Written exercise →
Pull out every line with the word "comment".

Records provided →
'''

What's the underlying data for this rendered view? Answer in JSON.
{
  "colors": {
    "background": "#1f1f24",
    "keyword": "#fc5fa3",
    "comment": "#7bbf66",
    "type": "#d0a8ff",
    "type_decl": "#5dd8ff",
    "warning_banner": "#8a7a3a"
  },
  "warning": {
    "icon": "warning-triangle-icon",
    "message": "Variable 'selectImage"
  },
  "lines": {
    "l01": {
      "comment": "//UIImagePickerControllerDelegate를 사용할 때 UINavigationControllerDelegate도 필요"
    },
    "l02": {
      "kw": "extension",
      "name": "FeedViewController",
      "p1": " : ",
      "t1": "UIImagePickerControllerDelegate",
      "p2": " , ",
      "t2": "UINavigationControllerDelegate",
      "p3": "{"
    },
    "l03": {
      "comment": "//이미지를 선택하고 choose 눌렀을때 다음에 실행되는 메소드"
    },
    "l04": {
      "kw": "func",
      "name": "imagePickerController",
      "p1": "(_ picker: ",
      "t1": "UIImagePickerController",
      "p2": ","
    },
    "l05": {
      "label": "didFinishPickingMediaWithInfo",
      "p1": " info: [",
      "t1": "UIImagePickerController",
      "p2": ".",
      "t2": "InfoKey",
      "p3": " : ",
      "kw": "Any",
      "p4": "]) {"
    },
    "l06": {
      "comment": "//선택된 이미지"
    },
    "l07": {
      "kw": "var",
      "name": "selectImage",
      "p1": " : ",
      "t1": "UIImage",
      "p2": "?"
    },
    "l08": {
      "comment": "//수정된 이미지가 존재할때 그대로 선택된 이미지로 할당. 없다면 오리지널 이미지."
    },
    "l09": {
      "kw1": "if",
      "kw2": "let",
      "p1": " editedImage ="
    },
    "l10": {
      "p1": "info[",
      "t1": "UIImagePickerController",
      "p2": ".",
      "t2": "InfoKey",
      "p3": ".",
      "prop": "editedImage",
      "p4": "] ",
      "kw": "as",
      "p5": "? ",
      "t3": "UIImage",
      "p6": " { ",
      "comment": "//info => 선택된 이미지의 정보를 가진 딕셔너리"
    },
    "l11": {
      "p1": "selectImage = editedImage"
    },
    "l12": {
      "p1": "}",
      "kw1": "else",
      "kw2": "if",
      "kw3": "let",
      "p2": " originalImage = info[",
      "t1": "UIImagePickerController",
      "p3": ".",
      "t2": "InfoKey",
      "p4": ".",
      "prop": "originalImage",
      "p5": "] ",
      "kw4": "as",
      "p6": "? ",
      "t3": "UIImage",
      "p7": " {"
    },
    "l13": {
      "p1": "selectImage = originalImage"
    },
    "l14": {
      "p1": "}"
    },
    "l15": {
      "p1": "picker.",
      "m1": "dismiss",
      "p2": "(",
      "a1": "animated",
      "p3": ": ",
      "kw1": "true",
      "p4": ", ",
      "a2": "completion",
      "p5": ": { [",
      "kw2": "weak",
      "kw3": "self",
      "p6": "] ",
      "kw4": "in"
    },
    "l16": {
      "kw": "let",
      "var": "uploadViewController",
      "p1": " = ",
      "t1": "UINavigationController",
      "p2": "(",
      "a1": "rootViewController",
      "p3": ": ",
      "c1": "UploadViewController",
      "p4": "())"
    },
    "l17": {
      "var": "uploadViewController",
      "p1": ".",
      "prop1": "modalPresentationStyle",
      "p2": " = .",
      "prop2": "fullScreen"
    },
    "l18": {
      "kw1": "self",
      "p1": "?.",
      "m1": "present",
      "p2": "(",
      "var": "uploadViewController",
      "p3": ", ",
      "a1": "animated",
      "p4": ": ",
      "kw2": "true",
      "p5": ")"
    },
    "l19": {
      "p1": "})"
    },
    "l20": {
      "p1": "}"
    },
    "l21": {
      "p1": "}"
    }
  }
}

'''

Exercise result →
    "comment": "#7bbf66",
      "comment": "//UIImagePickerControllerDelegate를 사용할 때 UINavigationControllerDelegate도 필요"
      "comment": "//이미지를 선택하고 choose 눌렀을때 다음에 실행되는 메소드"
      "comment": "//선택된 이미지"
      "comment": "//수정된 이미지가 존재할때 그대로 선택된 이미지로 할당. 없다면 오리지널 이미지."
      "comment": "//info => 선택된 이미지의 정보를 가진 딕셔너리"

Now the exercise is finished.